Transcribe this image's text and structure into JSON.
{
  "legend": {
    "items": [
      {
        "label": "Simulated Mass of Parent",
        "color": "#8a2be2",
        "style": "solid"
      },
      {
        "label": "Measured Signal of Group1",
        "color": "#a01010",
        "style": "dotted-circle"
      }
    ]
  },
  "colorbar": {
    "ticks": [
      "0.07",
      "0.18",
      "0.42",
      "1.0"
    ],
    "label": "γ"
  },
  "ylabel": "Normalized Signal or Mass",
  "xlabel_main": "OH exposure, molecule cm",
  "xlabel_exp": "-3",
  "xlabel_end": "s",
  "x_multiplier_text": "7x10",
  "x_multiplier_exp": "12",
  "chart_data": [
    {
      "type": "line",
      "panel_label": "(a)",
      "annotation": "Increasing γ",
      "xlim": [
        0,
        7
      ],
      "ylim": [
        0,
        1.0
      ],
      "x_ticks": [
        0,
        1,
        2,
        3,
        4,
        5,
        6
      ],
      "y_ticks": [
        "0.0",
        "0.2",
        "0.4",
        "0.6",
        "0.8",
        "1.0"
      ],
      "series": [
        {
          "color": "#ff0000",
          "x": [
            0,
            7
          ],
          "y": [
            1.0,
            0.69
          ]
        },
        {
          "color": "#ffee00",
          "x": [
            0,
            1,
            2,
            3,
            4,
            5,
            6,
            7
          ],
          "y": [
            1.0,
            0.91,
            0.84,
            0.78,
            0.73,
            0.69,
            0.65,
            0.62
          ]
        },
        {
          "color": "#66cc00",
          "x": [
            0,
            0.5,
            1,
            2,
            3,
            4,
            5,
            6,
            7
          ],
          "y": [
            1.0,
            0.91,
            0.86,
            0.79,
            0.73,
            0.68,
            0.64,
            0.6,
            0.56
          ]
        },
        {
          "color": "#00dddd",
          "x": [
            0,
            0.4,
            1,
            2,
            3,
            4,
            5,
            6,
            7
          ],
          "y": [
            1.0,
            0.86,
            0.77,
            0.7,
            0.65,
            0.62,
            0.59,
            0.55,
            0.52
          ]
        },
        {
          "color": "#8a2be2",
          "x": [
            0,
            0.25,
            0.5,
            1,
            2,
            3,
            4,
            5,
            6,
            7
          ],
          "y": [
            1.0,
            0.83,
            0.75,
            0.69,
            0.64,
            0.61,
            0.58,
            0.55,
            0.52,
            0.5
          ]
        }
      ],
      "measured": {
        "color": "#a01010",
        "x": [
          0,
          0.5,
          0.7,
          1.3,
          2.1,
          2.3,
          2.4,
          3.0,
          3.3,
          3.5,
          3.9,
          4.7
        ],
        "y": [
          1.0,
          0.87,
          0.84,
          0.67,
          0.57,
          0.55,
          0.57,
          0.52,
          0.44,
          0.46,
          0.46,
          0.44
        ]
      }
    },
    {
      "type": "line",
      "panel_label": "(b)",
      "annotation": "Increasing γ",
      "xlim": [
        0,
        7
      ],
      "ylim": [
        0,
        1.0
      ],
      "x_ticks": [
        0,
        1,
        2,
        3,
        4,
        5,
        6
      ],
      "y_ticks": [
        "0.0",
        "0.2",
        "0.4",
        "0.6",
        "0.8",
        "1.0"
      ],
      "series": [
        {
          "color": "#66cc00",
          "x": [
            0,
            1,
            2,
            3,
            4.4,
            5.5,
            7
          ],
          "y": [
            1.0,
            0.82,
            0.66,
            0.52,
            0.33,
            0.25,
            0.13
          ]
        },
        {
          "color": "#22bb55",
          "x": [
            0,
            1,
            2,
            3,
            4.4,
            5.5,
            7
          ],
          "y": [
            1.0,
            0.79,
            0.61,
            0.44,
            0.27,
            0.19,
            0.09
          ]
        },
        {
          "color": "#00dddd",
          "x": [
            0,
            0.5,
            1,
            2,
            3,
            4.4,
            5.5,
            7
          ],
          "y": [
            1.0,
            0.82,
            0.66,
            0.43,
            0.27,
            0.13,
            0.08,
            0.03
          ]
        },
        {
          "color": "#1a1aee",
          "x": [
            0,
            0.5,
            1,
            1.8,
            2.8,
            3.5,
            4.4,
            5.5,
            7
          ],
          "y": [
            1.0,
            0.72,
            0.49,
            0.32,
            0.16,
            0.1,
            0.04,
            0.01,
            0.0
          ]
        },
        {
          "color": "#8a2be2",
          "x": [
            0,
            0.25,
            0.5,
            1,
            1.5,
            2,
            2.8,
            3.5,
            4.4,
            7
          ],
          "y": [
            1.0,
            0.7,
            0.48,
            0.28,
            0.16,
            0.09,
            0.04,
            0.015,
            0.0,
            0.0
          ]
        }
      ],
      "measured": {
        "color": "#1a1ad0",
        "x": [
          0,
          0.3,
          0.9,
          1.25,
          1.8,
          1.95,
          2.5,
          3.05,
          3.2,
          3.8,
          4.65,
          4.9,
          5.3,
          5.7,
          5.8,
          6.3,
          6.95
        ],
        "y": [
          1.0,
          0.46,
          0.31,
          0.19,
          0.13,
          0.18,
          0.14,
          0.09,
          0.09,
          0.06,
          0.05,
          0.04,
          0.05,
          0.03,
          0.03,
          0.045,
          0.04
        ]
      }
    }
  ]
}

::::::::::

→ Exercise goal
All of the entries should be written out again exactly.

→ Response
Transcribe this image's text and structure into JSON.
{
  "legend": {
    "items": [
      {
        "label": "Simulated Mass of Parent",
        "color": "#8a2be2",
        "style": "solid"
      },
      {
        "label": "Measured Signal of Group1",
        "color": "#a01010",
        "style": "dotted-circle"
      }
    ]
  },
  "colorbar": {
    "ticks": [
      "0.07",
      "0.18",
      "0.42",
      "1.0"
    ],
    "label": "γ"
  },
  "ylabel": "Normalized Signal or Mass",
  "xlabel_main": "OH exposure, molecule cm",
  "xlabel_exp": "-3",
  "xlabel_end": "s",
  "x_multiplier_text": "7x10",
  "x_multiplier_exp": "12",
  "chart_data": [
    {
      "type": "line",
      "panel_label": "(a)",
      "annotation": "Increasing γ",
      "xlim": [
        0,
        7
      ],
      "ylim": [
        0,
        1.0
      ],
      "x_ticks": [
        0,
        1,
        2,
        3,
        4,
        5,
        6
      ],
      "y_ticks": [
        "0.0",
        "0.2",
        "0.4",
        "0.6",
        "0.8",
        "1.0"
      ],
      "series": [
        {
          "color": "#ff0000",
          "x": [
            0,
            7
          ],
          "y": [
            1.0,
            0.69
          ]
        },
        {
          "color": "#ffee00",
          "x": [
            0,
            1,
            2,
            3,
            4,
            5,
            6,
            7
          ],
          "y": [
            1.0,
            0.91,
            0.84,
            0.78,
            0.73,
            0.69,
            0.65,
            0.62
          ]
        },
        {
          "color": "#66cc00",
          "x": [
            0,
            0.5,
            1,
            2,
            3,
            4,
            5,
            6,
            7
          ],
          "y": [
            1.0,
            0.91,
            0.86,
            0.79,
            0.73,
            0.68,
            0.64,
            0.6,
            0.56
          ]
        },
        {
          "color": "#00dddd",
          "x": [
            0,
            0.4,
            1,
            2,
            3,
            4,
            5,
            6,
            7
          ],
          "y": [
            1.0,
            0.86,
            0.77,
            0.7,
            0.65,
            0.62,
            0.59,
            0.55,
            0.52
          ]
        },
        {
          "color": "#8a2be2",
          "x": [
            0,
            0.25,
            0.5,
            1,
            2,
            3,
            4,
            5,
            6,
            7
          ],
          "y": [
            1.0,
            0.83,
            0.75,
            0.69,
            0.64,
            0.61,
            0.58,
            0.55,
            0.52,
            0.5
          ]
        }
      ],
      "measured": {
        "color": "#a01010",
        "x": [
          0,
          0.5,
          0.7,
          1.3,
          2.1,
          2.3,
          2.4,
          3.0,
          3.3,
          3.5,
          3.9,
          4.7
        ],
        "y": [
          1.0,
          0.87,
          0.84,
          0.67,
          0.57,
          0.55,
          0.57,
          0.52,
          0.44,
          0.46,
          0.46,
          0.44
        ]
      }
    },
    {
      "type": "line",
      "panel_label": "(b)",
      "annotation": "Increasing γ",
      "xlim": [
        0,
        7
      ],
      "ylim": [
        0,
        1.0
      ],
      "x_ticks": [
        0,
        1,
        2,
        3,
        4,
        5,
        6
      ],
      "y_ticks": [
        "0.0",
        "0.2",
        "0.4",
        "0.6",
        "0.8",
        "1.0"
      ],
      "series": [
        {
          "color": "#66cc00",
          "x": [
            0,
            1,
            2,
            3,
            4.4,
            5.5,
            7
          ],
          "y": [
            1.0,
            0.82,
            0.66,
            0.52,
            0.33,
            0.25,
            0.13
          ]
        },
        {
          "color": "#22bb55",
          "x": [
            0,
            1,
            2,
            3,
            4.4,
            5.5,
            7
          ],
          "y": [
            1.0,
            0.79,
            0.61,
            0.44,
            0.27,
            0.19,
            0.09
          ]
        },
        {
          "color": "#00dddd",
          "x": [
            0,
            0.5,
            1,
            2,
            3,
            4.4,
            5.5,
            7
          ],
          "y": [
            1.0,
            0.82,
            0.66,
            0.43,
            0.27,
            0.13,
            0.08,
            0.03
          ]
        },
        {
          "color": "#1a1aee",
          "x": [
            0,
            0.5,
            1,
            1.8,
            2.8,
            3.5,
            4.4,
            5.5,
            7
          ],
          "y": [
            1.0,
            0.72,
            0.49,
            0.32,
            0.16,
            0.1,
            0.04,
            0.01,
            0.0
          ]
        },
        {
          "color": "#8a2be2",
          "x": [
            0,
            0.25,
            0.5,
            1,
            1.5,
            2,
            2.8,
            3.5,
            4.4,
            7
          ],
          "y": [
            1.0,
            0.7,
            0.48,
            0.28,
            0.16,
            0.09,
            0.04,
            0.015,
            0.0,
            0.0
          ]
        }
      ],
      "measured": {
        "color": "#1a1ad0",
        "x": [
          0,
          0.3,
          0.9,
          1.25,
          1.8,
          1.95,
          2.5,
          3.05,
          3.2,
          3.8,
          4.65,
          4.9,
          5.3,
          5.7,
          5.8,
          6.3,
          6.95
        ],
        "y": [
          1.0,
          0.46,
          0.31,
          0.19,
          0.13,
          0.18,
          0.14,
          0.09,
          0.09,
          0.06,
          0.05,
          0.04,
          0.05,
          0.03,
          0.03,
          0.045,
          0.04
        ]
      }
    }
  ]
}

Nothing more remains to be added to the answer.